__Requirement__.
Out of the lines below, please list those that hold the string "Gaussians".

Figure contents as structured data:

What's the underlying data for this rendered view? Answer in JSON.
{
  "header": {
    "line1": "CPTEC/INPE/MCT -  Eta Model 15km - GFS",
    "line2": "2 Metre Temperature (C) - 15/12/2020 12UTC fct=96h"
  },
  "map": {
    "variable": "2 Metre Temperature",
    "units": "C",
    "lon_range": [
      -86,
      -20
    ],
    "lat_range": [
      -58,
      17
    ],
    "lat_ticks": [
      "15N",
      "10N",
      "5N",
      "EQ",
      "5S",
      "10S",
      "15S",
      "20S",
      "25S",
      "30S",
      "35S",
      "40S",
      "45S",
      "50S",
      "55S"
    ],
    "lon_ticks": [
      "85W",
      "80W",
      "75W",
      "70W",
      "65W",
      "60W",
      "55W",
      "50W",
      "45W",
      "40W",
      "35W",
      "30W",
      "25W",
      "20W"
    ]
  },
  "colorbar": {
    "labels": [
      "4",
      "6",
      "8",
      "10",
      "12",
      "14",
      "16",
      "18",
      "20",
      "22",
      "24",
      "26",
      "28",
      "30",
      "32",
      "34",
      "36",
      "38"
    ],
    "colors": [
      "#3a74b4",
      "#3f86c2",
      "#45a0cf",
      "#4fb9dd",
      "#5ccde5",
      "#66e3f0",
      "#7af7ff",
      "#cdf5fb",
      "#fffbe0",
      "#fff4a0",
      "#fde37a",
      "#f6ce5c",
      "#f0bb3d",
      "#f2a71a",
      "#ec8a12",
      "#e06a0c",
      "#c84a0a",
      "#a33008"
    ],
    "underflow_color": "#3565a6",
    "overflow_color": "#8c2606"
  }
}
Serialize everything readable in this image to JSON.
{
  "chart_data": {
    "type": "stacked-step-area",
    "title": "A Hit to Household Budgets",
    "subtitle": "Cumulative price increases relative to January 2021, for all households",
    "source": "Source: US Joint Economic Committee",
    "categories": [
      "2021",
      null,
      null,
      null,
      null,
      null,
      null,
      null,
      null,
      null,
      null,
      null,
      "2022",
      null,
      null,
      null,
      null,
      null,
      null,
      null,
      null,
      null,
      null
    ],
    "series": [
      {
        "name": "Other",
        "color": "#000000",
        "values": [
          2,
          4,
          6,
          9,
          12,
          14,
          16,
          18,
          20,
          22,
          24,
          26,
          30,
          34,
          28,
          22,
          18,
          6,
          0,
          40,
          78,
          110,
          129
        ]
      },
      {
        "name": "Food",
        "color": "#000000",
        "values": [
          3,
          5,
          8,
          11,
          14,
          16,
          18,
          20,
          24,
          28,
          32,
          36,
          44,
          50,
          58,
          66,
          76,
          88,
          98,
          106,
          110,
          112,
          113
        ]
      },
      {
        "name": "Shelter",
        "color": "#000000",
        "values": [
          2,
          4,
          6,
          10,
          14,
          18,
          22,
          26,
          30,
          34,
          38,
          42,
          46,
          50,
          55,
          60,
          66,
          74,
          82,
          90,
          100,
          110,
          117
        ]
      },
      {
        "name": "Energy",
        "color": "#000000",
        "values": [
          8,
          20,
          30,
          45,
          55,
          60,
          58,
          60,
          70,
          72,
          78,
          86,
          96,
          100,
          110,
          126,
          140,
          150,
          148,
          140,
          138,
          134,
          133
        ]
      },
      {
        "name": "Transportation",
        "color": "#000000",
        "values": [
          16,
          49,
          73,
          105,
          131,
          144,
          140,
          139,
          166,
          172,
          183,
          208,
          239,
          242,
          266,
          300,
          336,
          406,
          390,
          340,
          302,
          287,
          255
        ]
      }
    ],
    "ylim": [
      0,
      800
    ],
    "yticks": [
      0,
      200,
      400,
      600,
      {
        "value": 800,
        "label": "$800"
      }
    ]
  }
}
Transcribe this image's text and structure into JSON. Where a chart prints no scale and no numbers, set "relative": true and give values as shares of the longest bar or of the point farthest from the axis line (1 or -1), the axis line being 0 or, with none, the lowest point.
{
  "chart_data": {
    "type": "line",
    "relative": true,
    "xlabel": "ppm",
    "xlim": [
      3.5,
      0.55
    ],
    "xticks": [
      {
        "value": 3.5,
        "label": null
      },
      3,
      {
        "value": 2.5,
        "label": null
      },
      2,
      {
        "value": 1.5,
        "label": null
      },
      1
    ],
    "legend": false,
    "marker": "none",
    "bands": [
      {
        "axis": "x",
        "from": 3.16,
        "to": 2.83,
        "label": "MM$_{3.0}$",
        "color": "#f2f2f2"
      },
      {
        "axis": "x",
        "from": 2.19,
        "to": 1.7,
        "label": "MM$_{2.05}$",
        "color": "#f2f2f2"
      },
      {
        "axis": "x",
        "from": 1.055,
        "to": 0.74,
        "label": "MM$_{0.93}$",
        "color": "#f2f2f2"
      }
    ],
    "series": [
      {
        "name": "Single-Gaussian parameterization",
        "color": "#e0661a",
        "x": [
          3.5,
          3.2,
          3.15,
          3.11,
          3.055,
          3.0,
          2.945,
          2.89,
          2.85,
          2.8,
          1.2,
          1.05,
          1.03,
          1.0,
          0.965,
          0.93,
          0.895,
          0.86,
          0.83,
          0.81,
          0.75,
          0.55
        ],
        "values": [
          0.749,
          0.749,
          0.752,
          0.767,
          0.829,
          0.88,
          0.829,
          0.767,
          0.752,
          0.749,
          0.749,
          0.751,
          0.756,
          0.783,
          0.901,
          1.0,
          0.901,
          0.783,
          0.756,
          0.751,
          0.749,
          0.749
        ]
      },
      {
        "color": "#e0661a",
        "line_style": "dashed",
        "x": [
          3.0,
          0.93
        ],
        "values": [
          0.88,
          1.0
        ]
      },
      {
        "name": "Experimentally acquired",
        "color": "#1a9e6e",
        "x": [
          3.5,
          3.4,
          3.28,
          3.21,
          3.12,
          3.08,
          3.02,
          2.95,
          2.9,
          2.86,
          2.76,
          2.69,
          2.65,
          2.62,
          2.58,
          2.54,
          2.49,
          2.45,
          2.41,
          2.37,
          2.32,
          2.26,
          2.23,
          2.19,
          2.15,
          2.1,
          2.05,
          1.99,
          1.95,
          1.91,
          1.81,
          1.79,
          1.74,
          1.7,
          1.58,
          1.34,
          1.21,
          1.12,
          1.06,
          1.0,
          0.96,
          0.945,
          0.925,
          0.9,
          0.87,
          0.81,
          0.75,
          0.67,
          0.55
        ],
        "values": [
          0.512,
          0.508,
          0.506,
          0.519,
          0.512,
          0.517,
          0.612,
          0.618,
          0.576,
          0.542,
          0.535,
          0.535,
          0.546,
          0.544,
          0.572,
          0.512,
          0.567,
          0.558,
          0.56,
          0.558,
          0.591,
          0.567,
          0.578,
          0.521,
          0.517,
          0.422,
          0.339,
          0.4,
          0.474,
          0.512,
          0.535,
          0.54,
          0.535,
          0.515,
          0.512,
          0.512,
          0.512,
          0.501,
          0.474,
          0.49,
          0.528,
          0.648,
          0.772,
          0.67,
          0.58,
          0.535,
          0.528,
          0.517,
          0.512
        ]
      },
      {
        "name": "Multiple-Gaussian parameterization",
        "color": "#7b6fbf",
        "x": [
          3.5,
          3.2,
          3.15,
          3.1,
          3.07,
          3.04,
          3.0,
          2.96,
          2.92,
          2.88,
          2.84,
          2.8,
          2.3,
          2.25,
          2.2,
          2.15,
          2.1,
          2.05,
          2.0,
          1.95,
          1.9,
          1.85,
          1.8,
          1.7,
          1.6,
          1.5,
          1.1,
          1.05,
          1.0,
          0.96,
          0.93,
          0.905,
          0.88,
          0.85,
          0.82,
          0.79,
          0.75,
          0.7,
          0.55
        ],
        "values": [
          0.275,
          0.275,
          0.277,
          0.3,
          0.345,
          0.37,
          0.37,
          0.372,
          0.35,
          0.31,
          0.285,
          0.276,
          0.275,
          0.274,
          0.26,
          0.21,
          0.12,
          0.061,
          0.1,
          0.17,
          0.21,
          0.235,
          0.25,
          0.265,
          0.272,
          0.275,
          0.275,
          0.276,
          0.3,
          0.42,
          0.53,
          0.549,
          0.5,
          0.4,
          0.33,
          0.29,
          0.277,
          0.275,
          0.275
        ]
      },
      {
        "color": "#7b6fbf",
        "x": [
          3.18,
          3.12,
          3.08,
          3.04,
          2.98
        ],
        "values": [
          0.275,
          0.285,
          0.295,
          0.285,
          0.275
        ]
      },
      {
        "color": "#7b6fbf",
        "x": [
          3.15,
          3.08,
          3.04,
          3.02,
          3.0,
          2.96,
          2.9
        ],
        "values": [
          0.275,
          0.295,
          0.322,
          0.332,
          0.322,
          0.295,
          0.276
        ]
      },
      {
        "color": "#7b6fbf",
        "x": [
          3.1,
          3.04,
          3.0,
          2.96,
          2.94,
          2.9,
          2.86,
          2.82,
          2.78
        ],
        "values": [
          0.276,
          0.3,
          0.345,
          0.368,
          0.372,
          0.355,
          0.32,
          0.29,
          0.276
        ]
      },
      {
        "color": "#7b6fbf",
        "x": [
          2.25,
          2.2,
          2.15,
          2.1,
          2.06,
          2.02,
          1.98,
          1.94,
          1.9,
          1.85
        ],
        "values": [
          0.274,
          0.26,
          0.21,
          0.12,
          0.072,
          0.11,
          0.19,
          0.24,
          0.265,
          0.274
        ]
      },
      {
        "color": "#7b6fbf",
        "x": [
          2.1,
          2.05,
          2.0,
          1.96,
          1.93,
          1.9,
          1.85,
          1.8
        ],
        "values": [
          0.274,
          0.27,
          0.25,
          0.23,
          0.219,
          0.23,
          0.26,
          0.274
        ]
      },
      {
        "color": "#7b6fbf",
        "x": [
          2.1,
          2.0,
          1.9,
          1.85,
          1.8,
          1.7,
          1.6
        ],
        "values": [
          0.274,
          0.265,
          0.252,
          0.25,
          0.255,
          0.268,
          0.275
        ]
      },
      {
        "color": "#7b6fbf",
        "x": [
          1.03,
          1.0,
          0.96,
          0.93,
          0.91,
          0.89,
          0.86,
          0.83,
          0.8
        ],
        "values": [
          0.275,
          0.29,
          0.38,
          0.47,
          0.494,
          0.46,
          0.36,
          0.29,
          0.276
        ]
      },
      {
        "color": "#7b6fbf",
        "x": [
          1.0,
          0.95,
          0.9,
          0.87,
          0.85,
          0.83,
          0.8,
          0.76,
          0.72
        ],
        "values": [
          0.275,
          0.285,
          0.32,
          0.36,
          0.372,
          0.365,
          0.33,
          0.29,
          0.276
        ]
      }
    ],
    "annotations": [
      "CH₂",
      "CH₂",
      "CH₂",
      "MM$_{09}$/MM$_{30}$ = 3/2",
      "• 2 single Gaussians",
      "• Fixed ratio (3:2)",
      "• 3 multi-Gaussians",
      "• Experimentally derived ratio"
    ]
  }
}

__Expected answer__.
      "• 2 single Gaussians",
      "• 3 multi-Gaussians",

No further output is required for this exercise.